## AIM:
Lift every line from the entries that includes the word "bottom".
## START SUPPLIED RECORDS
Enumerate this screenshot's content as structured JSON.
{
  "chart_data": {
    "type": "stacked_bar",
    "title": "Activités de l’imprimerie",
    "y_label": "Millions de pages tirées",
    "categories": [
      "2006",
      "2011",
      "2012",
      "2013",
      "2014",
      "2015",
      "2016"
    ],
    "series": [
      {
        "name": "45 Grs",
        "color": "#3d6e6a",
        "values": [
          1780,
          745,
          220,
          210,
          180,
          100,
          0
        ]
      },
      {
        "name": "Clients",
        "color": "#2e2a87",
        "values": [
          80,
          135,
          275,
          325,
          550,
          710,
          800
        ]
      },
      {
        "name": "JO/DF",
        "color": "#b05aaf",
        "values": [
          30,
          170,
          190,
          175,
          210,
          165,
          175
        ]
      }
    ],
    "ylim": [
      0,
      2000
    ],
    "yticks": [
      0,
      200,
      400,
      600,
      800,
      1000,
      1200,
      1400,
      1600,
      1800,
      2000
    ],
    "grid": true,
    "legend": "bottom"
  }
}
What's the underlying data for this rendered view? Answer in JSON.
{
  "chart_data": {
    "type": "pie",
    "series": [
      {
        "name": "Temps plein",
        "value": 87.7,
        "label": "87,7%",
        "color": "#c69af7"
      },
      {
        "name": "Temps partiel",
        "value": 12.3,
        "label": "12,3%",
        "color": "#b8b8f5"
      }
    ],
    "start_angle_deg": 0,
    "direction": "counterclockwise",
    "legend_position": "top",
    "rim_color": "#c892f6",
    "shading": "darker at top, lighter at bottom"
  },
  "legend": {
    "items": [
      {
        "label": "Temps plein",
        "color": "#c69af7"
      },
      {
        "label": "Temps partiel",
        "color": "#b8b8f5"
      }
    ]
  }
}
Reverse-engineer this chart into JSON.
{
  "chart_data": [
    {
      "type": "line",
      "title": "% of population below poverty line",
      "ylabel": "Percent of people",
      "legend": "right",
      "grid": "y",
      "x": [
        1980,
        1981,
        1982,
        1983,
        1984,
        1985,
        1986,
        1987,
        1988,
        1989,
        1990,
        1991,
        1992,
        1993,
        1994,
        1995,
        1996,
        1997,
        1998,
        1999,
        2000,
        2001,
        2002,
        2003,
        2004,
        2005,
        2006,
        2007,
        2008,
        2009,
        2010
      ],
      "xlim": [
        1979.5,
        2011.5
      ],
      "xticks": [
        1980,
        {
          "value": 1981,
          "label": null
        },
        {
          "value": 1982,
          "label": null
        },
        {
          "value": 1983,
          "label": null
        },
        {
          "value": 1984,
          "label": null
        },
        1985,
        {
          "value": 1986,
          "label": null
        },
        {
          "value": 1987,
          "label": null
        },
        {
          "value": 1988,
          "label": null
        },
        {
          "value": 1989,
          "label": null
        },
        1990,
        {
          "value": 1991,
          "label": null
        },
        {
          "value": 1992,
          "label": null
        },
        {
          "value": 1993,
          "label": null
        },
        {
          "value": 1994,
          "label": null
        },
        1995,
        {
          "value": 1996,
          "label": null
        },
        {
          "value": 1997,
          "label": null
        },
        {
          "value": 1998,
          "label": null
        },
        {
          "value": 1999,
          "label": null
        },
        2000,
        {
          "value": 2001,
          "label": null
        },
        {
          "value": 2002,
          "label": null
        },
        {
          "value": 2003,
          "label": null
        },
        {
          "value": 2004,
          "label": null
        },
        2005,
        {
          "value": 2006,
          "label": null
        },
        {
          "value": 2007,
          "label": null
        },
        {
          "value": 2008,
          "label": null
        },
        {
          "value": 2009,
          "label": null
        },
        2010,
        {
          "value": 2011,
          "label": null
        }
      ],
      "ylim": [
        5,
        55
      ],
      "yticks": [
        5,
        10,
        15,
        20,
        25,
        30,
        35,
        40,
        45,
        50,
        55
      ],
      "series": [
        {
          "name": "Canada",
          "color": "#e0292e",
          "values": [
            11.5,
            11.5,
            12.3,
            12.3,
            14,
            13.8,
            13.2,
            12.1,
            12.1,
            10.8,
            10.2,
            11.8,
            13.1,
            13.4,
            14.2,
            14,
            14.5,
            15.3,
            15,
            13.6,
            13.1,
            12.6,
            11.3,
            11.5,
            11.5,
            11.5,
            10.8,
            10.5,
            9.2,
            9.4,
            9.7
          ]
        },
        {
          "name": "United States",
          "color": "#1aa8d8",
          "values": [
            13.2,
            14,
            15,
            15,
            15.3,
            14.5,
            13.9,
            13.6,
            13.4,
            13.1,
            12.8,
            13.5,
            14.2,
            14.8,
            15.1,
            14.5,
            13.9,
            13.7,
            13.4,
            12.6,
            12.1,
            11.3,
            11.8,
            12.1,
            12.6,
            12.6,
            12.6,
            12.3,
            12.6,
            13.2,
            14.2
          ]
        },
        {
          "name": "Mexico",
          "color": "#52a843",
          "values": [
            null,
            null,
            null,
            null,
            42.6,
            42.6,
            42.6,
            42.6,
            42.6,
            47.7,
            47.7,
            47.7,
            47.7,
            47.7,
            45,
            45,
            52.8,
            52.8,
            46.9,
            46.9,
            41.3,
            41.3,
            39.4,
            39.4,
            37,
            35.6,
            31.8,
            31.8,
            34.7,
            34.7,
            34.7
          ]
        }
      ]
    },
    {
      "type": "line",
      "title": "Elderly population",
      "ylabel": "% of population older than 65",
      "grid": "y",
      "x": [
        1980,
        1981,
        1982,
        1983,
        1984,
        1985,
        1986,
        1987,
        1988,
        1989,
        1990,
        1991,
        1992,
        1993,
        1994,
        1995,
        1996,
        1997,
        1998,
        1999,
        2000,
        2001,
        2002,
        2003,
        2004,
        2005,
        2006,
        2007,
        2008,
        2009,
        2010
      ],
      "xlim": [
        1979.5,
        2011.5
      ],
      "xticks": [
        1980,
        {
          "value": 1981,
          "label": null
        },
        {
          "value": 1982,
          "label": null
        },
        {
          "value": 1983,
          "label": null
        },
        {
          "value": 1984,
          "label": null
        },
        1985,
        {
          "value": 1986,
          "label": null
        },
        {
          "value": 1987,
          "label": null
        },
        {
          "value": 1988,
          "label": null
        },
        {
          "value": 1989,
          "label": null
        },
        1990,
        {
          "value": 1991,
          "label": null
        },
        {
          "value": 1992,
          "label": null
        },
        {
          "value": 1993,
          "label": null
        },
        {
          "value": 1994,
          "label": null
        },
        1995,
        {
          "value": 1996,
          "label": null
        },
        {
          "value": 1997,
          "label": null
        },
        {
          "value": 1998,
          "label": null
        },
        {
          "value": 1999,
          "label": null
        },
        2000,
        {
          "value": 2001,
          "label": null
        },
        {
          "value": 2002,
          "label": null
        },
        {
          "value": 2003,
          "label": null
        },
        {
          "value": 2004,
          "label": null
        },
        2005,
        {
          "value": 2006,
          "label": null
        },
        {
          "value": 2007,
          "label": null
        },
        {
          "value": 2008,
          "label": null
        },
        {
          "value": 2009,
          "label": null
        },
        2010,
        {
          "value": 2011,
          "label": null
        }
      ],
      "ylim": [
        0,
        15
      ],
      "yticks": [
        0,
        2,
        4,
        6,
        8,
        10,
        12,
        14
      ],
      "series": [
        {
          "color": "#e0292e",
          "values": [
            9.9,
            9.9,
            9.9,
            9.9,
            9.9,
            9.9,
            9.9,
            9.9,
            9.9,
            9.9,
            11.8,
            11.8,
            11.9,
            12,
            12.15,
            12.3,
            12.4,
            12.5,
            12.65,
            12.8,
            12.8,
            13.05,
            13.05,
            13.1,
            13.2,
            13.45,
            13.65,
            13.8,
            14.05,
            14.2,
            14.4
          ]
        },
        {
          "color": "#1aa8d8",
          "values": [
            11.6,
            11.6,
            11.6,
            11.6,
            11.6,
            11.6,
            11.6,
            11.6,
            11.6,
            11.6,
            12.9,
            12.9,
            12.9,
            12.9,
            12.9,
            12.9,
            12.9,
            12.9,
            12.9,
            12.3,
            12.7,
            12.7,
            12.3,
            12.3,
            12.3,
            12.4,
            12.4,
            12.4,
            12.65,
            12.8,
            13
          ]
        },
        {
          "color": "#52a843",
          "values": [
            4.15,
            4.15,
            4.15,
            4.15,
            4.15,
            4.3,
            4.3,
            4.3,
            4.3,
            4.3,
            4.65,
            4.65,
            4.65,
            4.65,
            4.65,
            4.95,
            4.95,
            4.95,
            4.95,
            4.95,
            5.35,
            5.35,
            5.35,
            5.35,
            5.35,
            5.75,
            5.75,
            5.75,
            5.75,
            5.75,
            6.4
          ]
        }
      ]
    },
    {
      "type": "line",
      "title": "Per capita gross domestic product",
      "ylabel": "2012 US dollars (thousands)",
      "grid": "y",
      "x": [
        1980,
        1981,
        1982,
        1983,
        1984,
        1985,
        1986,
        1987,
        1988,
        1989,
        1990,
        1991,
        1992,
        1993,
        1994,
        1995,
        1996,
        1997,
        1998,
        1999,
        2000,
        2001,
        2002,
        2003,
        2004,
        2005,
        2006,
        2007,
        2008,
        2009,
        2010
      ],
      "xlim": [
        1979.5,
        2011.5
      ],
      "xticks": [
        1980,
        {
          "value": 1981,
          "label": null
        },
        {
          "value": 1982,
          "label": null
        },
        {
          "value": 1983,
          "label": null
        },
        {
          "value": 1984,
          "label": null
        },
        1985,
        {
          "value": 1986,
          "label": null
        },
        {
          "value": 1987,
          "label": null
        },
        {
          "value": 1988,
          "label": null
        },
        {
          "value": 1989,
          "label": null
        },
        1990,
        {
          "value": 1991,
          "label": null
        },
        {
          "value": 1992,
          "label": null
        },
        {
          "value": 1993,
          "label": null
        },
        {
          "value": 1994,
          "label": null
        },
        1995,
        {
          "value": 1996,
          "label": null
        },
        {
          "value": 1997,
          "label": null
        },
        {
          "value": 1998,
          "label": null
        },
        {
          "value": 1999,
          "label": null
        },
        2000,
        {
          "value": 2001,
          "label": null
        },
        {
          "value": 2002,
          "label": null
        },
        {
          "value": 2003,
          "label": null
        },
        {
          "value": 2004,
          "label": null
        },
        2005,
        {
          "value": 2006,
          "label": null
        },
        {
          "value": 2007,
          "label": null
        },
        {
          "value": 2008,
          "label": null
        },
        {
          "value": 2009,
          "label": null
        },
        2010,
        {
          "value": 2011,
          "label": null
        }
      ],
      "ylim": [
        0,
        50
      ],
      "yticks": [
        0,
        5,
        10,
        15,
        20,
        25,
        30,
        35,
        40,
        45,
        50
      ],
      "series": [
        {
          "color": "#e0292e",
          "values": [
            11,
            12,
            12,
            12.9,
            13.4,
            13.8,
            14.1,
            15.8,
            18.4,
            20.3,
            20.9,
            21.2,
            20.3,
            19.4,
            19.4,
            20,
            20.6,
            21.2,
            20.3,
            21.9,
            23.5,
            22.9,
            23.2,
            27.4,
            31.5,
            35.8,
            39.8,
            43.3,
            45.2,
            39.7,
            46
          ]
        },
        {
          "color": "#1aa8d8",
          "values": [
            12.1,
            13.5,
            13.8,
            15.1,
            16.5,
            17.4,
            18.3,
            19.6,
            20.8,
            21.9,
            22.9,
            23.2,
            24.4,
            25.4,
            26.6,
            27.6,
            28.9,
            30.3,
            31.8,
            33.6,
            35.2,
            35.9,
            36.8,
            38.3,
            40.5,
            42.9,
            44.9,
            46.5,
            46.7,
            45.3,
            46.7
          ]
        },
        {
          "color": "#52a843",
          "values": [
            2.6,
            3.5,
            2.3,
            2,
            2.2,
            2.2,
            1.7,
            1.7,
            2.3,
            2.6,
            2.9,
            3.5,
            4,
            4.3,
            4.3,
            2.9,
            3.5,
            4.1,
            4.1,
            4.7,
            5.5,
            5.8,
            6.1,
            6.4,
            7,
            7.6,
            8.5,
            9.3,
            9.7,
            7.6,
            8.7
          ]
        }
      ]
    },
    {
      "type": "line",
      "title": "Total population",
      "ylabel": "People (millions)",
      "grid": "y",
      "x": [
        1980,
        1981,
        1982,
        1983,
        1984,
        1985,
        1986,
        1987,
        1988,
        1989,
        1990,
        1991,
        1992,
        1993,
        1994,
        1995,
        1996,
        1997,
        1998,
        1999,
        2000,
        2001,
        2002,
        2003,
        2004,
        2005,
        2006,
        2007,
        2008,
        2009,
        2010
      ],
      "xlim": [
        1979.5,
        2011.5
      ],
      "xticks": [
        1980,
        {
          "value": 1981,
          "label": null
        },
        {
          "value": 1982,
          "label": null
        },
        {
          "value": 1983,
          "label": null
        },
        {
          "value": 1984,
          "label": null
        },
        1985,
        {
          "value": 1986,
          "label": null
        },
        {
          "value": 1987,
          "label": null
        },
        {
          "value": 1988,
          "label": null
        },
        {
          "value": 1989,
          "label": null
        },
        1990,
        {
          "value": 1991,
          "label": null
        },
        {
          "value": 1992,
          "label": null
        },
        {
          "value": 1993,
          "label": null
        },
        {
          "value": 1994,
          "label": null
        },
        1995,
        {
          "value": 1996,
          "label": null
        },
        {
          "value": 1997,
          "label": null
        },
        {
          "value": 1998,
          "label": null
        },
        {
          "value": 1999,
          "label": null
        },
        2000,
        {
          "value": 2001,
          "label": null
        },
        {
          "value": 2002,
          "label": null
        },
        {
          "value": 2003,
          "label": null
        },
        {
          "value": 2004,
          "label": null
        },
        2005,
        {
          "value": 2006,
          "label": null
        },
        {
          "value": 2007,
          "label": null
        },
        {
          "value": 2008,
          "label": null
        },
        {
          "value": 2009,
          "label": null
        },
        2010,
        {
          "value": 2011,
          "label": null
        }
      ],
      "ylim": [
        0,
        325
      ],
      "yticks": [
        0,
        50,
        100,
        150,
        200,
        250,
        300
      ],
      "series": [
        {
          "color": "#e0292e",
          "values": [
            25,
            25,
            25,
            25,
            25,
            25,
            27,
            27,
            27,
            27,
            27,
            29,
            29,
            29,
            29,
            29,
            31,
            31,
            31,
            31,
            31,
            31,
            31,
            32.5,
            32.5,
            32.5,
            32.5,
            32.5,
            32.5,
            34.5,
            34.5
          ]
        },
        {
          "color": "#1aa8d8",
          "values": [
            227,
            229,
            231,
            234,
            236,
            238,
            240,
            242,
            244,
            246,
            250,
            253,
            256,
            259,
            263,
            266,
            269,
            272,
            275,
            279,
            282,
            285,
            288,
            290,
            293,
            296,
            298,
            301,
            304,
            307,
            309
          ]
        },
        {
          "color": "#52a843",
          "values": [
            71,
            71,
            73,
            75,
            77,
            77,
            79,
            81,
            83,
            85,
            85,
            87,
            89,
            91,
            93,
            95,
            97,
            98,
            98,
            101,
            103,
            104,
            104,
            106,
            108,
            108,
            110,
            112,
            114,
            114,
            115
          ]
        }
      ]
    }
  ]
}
## END SUPPLIED RECORDS
## PROBLEM SOLUTION:
    "legend": "bottom"
    "shading": "darker at top, lighter at bottom"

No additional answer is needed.